Extracted records:
========================================

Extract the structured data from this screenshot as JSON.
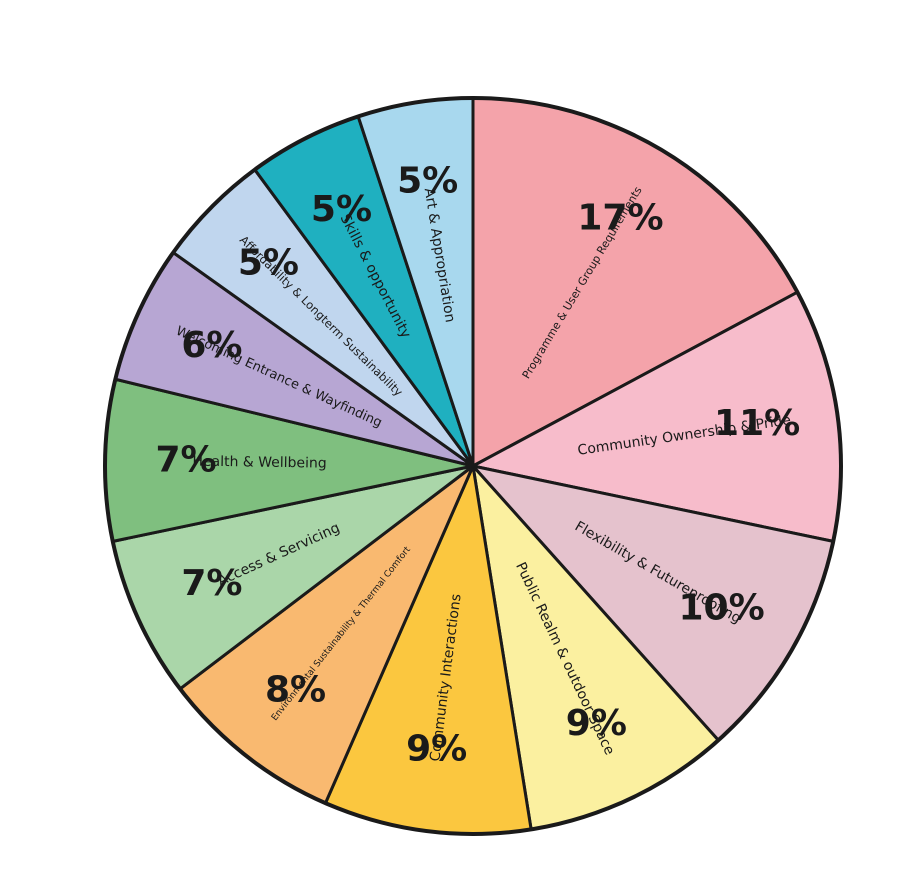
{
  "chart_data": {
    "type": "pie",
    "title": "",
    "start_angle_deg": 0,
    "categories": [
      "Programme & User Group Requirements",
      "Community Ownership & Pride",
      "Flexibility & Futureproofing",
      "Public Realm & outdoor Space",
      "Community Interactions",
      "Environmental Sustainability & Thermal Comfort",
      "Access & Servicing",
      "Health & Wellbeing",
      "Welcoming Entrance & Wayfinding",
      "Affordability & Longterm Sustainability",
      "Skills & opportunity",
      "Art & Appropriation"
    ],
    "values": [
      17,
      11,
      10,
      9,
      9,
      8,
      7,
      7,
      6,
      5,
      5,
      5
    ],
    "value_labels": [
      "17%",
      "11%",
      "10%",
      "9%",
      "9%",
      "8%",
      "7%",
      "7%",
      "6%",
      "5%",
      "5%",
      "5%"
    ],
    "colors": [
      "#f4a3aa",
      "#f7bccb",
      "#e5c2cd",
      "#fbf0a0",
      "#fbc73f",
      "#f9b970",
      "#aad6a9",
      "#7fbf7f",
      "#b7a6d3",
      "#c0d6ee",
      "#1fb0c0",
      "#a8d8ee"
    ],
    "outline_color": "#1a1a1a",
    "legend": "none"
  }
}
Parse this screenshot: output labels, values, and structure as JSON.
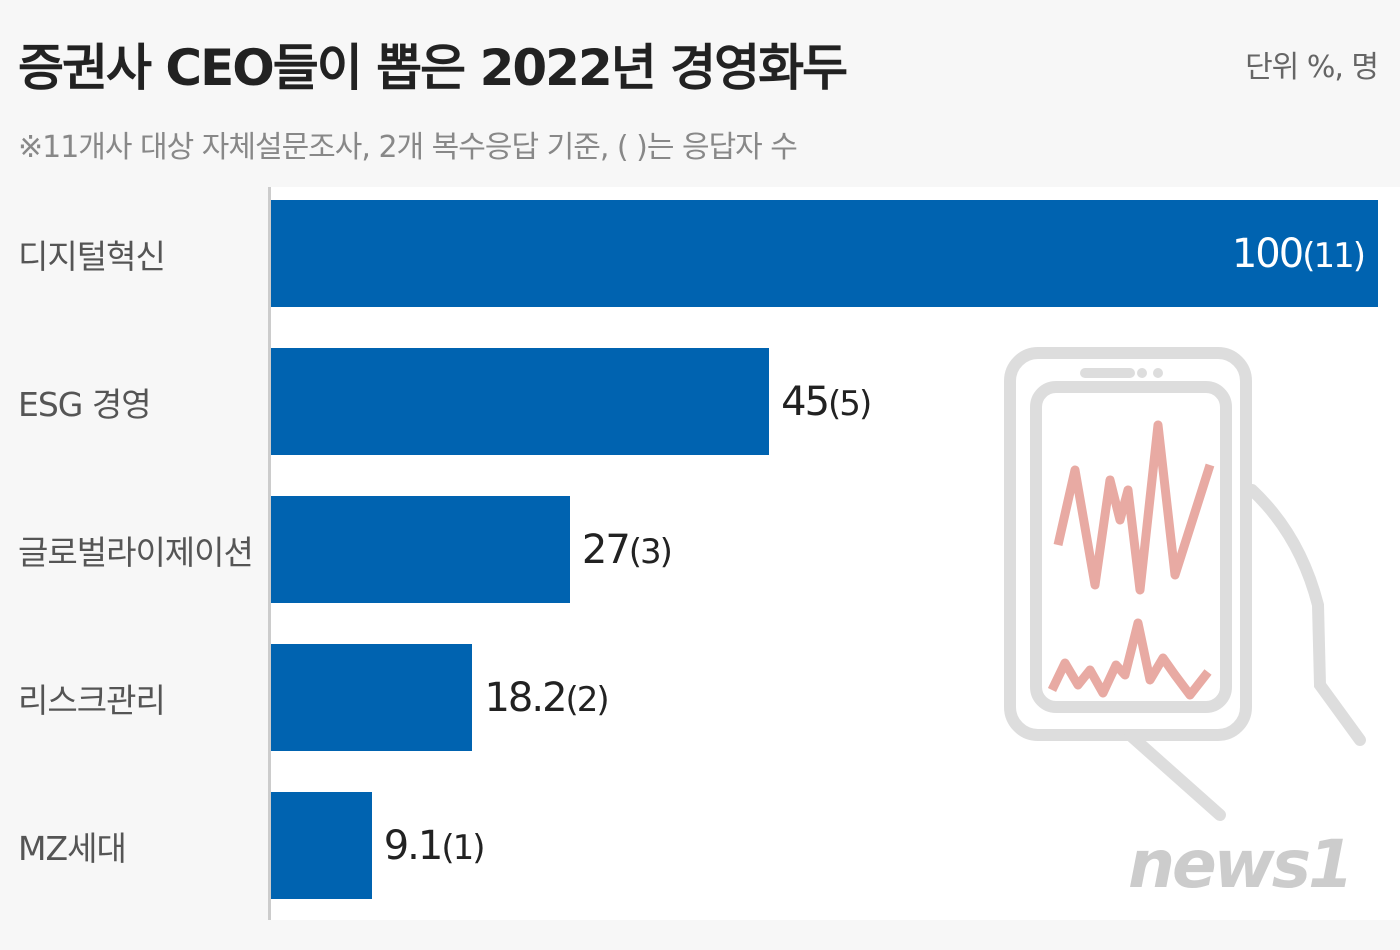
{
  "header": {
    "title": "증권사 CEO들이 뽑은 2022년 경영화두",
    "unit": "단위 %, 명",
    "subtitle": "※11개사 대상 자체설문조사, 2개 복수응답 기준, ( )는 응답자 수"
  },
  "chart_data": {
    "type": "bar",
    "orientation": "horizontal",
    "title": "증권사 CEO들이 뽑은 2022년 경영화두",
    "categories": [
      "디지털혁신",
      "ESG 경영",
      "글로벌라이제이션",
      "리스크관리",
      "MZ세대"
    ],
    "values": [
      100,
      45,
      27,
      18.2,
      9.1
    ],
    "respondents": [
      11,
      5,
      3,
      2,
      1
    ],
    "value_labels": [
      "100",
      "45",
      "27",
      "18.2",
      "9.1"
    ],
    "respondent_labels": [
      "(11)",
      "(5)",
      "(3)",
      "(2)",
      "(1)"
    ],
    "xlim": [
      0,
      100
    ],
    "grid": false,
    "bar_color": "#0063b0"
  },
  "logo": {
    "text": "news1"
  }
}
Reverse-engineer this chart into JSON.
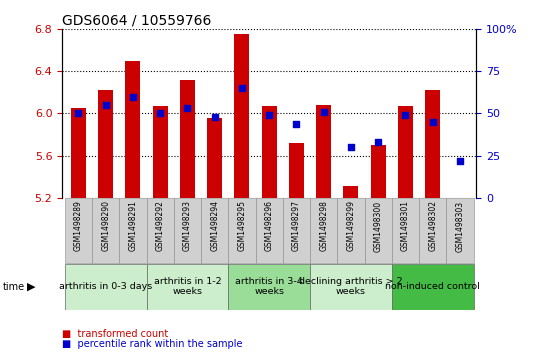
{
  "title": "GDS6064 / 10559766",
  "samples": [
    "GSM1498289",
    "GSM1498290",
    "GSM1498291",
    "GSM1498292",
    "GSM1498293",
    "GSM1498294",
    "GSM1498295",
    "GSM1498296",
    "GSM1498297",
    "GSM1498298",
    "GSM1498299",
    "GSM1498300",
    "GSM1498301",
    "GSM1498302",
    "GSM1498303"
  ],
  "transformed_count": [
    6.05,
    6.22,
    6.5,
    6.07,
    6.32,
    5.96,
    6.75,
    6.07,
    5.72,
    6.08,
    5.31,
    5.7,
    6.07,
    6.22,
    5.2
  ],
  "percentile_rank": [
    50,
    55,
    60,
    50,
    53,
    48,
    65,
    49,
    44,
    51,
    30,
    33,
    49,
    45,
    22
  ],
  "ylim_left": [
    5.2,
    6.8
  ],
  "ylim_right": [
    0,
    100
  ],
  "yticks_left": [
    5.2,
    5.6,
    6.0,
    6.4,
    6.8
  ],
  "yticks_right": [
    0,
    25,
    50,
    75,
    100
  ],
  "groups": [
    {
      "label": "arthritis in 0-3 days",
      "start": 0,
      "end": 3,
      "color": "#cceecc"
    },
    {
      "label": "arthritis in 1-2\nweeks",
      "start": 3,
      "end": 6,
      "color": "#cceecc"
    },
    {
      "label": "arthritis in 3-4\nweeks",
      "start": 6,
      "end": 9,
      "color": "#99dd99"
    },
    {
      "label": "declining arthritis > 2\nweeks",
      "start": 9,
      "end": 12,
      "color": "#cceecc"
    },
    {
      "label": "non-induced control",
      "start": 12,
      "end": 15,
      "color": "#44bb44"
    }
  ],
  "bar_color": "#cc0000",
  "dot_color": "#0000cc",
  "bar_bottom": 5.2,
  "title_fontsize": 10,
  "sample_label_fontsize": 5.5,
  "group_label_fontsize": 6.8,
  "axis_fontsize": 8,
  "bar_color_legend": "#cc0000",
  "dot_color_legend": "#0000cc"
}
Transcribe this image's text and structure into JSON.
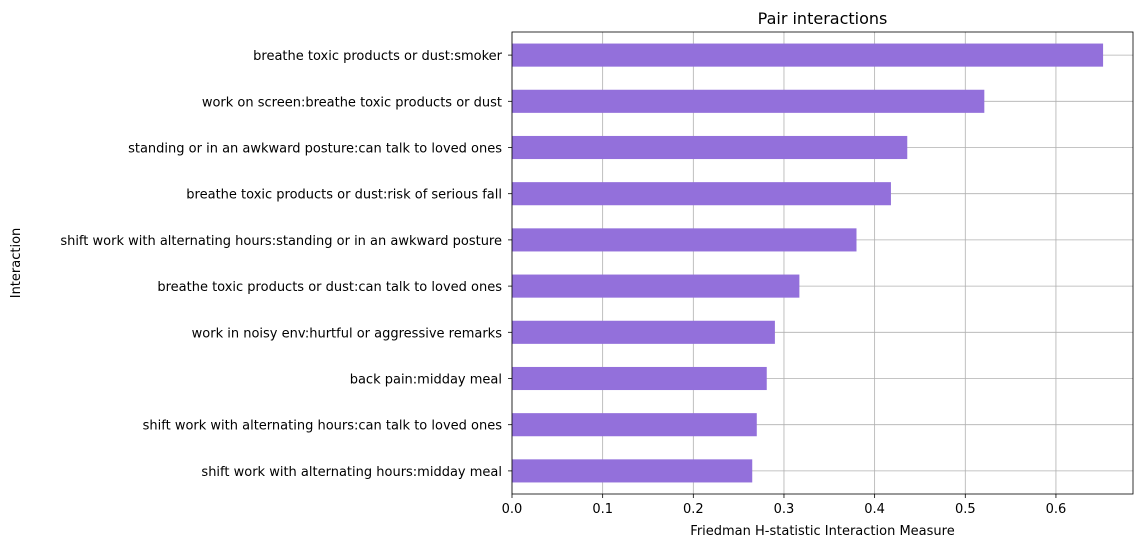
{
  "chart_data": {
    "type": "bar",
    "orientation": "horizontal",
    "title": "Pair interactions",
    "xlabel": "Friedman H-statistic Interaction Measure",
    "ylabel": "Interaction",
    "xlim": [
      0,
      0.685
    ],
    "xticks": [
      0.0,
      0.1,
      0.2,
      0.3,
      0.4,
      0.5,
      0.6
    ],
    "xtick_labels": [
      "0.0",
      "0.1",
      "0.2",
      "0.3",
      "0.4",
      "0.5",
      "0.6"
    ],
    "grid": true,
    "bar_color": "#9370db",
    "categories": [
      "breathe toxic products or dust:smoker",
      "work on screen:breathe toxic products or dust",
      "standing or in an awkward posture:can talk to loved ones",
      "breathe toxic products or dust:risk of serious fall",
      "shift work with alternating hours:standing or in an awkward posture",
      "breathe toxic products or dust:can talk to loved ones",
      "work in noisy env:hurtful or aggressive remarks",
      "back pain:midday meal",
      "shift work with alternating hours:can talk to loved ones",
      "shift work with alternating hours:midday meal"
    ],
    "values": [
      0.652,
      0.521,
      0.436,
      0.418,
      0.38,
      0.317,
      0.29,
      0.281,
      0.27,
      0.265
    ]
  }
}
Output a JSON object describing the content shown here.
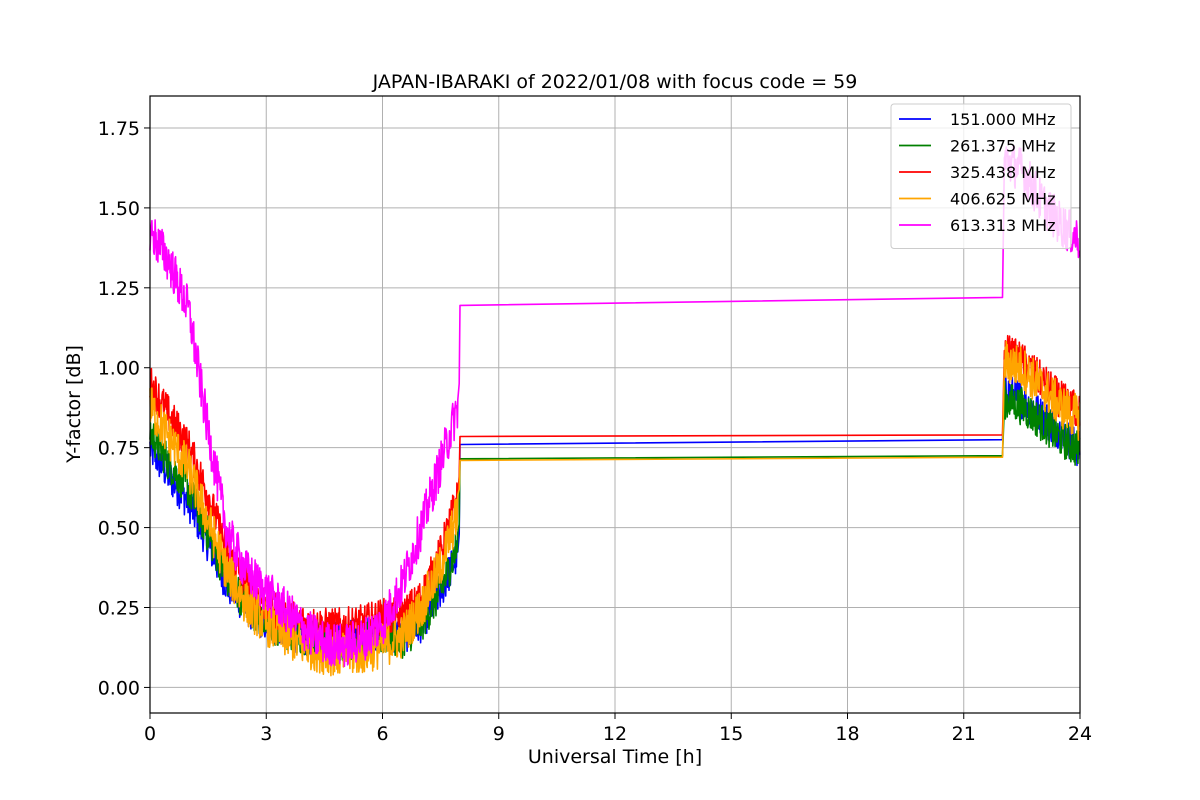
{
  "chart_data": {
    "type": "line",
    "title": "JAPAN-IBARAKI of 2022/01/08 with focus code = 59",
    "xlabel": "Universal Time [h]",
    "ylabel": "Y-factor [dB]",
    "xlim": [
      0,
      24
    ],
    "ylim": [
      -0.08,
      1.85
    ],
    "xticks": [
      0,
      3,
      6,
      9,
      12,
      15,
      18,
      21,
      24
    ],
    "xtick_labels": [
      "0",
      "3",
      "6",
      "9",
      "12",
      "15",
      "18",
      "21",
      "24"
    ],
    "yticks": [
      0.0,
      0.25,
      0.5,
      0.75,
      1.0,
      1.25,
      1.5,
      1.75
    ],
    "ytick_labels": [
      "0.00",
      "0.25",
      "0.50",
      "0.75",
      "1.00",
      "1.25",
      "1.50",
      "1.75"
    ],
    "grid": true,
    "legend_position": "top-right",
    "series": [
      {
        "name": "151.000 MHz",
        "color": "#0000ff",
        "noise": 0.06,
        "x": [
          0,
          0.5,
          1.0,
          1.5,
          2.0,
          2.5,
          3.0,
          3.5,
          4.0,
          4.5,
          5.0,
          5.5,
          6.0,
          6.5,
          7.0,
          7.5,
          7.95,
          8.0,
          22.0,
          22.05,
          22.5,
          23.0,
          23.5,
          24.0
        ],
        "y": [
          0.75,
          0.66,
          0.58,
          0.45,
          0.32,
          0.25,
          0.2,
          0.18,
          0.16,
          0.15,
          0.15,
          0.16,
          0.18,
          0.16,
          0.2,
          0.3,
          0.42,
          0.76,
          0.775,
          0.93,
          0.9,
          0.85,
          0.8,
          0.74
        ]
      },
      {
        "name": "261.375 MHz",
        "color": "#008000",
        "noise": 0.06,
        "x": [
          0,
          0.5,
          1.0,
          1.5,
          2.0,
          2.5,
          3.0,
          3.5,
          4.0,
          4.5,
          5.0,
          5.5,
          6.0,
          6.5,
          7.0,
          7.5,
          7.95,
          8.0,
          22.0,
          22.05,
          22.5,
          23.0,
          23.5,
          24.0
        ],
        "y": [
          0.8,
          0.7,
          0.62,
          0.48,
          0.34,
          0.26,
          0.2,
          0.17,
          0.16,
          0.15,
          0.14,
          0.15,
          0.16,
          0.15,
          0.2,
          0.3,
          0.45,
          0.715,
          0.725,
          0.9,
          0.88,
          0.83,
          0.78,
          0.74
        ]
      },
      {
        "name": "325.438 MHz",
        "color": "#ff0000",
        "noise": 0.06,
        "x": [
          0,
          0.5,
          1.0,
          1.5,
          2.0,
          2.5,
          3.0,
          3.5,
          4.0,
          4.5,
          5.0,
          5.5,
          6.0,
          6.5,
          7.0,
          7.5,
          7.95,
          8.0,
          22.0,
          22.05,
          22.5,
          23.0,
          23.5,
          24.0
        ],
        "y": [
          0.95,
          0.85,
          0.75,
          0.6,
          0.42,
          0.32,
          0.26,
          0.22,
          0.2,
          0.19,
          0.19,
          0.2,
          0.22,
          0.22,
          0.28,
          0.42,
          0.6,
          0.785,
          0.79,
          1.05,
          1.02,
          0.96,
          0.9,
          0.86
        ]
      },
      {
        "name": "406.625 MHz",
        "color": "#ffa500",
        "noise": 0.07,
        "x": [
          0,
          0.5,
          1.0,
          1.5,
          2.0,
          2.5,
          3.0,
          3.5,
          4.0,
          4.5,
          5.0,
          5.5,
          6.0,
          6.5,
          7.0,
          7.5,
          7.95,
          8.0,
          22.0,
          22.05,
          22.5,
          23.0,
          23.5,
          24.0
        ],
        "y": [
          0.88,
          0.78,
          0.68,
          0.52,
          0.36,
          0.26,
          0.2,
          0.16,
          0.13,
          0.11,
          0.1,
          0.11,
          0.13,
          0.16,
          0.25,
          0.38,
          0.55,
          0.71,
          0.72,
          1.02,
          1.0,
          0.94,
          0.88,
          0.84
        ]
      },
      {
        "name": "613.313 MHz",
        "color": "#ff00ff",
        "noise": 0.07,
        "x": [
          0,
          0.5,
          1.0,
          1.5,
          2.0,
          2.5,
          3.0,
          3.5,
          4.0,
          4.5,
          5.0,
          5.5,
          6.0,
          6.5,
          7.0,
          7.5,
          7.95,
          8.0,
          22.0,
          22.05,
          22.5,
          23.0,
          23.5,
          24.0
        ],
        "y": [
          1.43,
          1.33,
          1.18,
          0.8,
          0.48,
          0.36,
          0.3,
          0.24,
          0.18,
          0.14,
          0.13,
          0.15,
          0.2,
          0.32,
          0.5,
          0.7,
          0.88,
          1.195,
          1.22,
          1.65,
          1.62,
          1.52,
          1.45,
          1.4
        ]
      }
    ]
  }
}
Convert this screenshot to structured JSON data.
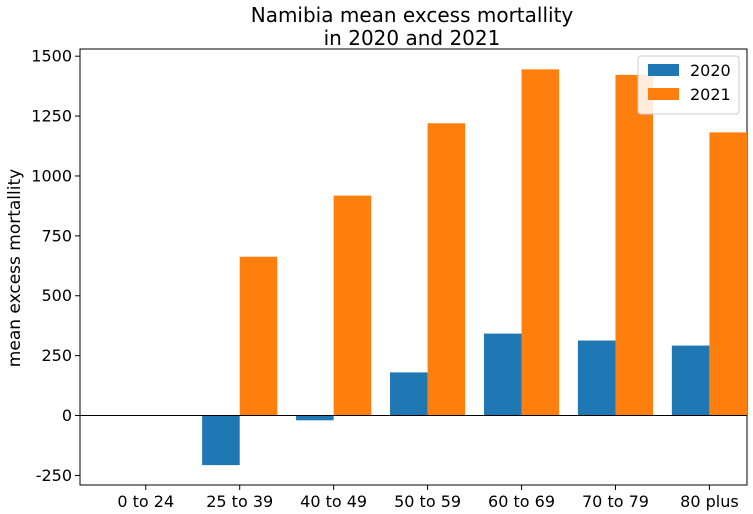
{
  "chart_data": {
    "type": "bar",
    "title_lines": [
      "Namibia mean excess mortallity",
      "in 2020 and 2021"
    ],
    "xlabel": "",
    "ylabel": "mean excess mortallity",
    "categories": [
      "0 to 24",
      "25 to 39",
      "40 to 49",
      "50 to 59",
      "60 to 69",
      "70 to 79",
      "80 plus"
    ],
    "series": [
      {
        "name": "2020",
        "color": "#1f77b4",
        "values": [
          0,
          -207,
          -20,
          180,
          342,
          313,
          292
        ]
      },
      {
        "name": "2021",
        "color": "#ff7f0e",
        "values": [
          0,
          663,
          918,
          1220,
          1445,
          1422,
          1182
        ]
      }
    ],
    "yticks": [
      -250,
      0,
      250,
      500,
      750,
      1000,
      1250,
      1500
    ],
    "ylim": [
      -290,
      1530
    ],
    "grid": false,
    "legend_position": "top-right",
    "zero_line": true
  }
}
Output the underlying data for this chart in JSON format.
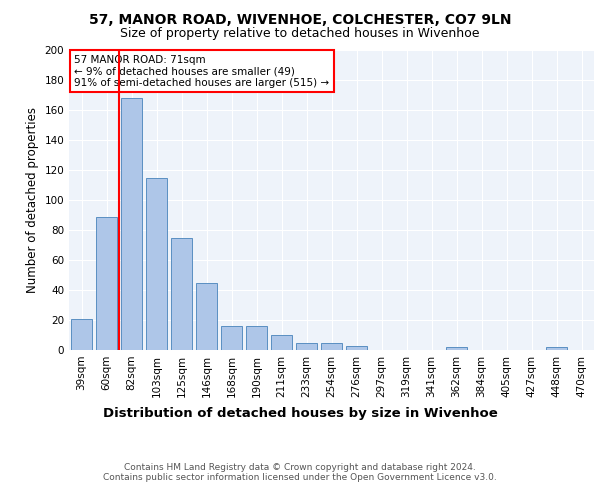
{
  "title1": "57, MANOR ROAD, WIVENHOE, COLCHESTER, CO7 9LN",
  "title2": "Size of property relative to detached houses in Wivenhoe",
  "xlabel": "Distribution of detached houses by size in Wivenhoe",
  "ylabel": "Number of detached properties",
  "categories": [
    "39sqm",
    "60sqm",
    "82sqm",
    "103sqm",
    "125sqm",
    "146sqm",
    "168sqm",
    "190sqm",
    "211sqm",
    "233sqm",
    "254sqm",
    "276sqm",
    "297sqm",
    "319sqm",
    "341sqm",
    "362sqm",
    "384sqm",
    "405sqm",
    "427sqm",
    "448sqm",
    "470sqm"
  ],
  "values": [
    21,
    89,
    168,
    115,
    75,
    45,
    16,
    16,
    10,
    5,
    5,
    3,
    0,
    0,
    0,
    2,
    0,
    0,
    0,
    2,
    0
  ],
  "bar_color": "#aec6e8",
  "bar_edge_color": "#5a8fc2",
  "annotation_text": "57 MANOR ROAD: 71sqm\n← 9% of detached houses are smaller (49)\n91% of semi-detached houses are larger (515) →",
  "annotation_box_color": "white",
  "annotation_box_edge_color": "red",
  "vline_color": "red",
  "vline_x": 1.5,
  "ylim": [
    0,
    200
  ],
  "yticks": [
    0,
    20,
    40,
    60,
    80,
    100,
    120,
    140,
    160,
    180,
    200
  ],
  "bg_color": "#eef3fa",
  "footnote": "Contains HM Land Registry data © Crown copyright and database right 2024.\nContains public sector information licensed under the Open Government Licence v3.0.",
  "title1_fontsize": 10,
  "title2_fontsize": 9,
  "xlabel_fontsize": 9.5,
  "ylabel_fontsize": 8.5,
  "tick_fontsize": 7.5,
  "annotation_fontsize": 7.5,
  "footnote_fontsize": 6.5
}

========================================

OBJECTIVE. In the material above, show every line where the word "posture" turns up.

RESULT FOR THIS EXERCISE.
      "standing or in an awkward posture:can talk to loved ones",
      "shift work with alternating hours:standing or in an awkward posture",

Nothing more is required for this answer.